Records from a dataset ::
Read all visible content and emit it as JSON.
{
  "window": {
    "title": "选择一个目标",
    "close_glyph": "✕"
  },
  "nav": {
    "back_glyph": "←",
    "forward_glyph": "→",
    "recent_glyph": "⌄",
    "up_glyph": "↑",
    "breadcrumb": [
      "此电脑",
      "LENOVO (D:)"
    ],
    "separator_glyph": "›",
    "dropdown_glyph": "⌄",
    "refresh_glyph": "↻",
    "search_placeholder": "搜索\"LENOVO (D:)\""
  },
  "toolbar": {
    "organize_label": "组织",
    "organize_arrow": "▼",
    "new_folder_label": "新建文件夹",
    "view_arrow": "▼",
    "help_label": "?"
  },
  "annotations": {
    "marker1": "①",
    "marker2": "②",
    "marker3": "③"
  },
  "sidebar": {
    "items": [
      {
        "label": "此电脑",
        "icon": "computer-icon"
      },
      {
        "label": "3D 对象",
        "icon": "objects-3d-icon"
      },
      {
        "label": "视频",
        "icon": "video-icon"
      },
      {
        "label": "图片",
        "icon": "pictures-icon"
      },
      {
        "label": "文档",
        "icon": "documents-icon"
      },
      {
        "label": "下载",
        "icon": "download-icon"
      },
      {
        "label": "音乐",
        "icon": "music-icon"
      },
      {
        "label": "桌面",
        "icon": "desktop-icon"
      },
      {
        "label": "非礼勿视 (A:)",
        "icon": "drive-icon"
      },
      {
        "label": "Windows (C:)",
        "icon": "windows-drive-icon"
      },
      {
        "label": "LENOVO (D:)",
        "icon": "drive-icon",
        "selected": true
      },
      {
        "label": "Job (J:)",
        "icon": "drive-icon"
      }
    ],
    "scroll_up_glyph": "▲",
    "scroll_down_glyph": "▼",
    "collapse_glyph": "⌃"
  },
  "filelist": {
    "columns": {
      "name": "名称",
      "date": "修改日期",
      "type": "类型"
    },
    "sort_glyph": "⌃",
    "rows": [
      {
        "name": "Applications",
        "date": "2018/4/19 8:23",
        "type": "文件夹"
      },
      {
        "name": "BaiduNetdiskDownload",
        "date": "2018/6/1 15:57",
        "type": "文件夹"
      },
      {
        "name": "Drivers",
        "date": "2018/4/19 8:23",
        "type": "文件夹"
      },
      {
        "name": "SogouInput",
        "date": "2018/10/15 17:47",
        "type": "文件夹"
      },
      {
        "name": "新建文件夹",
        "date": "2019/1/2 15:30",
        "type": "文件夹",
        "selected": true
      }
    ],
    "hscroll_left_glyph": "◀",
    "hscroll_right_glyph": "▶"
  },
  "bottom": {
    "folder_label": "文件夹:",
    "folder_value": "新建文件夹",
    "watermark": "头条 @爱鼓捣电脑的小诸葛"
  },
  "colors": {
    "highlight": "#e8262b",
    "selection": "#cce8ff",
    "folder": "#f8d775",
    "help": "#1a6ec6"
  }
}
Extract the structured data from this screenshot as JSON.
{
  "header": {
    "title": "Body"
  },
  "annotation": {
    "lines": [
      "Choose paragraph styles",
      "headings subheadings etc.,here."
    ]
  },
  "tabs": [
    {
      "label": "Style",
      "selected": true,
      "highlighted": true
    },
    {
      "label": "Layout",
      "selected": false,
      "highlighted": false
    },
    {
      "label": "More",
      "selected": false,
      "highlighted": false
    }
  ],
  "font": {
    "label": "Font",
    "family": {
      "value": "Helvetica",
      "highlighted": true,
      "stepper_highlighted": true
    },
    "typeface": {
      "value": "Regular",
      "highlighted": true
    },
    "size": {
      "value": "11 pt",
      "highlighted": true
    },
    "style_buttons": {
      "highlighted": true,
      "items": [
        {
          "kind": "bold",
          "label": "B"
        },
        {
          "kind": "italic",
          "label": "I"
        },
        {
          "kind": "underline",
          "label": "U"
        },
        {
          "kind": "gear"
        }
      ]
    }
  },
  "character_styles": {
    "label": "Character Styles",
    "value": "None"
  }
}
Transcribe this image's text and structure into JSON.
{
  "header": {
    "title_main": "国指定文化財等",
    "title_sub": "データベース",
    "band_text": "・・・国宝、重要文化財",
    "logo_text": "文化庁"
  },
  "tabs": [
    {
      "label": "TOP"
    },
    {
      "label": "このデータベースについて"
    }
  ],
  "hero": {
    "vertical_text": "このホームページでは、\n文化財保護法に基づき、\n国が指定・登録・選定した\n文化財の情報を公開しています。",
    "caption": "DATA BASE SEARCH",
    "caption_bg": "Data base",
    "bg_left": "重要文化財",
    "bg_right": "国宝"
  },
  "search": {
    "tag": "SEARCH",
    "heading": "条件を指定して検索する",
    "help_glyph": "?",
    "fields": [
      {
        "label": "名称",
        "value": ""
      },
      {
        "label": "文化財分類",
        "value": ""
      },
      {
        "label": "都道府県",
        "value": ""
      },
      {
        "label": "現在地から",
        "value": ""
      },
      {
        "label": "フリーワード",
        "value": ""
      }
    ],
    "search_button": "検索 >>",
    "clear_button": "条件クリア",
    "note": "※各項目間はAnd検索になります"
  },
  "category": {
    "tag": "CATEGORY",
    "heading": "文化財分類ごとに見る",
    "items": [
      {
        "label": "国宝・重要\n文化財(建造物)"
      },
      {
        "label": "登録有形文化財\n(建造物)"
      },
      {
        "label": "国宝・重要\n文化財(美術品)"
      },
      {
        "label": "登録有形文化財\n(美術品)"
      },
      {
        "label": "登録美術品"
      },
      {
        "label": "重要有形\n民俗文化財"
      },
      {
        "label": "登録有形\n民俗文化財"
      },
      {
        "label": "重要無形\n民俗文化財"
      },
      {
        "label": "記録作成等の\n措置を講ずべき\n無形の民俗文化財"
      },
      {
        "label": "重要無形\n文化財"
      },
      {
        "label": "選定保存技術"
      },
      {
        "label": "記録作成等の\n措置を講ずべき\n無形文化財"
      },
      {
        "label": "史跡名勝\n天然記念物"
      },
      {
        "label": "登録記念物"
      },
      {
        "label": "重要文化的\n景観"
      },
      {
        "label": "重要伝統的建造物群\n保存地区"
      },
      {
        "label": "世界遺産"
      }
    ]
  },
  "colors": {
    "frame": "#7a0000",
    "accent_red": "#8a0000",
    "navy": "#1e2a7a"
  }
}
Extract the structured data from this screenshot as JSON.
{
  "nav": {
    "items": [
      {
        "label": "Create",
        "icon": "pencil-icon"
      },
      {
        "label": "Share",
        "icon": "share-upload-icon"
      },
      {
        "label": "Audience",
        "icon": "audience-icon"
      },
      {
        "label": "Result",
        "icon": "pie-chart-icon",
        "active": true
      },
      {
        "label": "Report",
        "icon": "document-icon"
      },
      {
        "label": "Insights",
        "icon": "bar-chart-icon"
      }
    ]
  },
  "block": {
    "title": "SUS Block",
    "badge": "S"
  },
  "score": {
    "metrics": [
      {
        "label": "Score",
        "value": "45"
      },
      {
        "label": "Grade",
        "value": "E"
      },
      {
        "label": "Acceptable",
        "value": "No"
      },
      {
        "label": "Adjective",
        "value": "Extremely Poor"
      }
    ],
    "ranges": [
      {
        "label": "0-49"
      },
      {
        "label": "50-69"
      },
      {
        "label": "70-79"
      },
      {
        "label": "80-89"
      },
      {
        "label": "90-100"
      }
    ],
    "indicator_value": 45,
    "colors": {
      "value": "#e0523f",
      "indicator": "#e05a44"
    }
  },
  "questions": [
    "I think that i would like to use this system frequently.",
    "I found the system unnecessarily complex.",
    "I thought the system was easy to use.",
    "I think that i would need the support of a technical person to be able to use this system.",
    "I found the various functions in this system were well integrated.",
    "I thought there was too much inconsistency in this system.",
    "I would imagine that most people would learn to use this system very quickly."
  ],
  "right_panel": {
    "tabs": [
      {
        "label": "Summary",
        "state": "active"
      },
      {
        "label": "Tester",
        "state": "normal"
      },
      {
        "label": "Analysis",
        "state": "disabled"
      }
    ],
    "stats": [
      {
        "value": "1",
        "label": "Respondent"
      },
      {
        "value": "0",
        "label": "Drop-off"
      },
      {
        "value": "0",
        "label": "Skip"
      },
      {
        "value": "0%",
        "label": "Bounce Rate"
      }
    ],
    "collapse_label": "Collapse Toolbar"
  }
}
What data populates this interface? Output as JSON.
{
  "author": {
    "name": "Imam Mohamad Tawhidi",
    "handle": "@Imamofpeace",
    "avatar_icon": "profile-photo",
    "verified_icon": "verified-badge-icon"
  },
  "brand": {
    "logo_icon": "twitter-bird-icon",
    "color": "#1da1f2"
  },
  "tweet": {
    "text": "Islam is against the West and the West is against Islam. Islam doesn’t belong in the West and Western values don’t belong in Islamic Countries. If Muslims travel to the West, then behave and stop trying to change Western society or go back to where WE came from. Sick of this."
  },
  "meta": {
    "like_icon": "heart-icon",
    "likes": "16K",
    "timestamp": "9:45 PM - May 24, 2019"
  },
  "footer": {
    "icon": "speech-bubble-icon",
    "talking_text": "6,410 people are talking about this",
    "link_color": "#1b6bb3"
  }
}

Task brief ::
Write out every line of the listing that holds the word "JSON".

Solution to the problem ::
Read all visible content and emit it as JSON.
Extract the structured data from this screenshot as JSON.
Transcribe this image's text and structure into JSON.
Extract the structured data from this screenshot as JSON.
What data populates this interface? Output as JSON.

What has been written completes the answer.